───── Given data ─────
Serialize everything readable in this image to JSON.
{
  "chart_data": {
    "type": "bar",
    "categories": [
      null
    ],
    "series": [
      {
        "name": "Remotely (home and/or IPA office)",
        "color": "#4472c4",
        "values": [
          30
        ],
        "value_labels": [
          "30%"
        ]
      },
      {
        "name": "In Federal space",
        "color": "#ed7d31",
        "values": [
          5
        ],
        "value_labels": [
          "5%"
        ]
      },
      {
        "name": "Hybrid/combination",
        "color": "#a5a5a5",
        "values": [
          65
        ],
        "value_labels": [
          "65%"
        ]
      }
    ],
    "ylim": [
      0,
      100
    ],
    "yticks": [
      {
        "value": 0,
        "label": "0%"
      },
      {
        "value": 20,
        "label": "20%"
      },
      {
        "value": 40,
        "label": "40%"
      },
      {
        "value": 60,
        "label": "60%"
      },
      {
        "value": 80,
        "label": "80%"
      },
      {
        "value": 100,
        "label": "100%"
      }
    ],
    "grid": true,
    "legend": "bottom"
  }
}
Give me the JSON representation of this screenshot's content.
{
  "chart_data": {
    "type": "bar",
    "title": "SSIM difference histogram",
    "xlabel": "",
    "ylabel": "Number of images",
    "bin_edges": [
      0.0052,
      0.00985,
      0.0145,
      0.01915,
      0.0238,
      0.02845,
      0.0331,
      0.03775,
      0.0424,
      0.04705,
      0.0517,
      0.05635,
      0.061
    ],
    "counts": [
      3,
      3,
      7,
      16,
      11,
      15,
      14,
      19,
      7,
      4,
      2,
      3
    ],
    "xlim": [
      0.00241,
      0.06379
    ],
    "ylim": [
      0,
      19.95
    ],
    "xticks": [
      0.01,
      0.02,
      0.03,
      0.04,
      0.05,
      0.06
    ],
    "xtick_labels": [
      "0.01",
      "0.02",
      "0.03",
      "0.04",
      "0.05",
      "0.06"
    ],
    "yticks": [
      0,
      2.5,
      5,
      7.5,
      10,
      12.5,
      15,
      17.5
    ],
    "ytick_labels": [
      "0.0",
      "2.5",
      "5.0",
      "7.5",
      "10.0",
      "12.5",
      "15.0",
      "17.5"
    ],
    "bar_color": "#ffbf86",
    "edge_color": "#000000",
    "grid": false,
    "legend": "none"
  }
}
─────
**Required work**. Show the lines of the material that contain the word "JSON".

**Finished exercise**.
Serialize everything readable in this image to JSON.
Give me the JSON representation of this screenshot's content.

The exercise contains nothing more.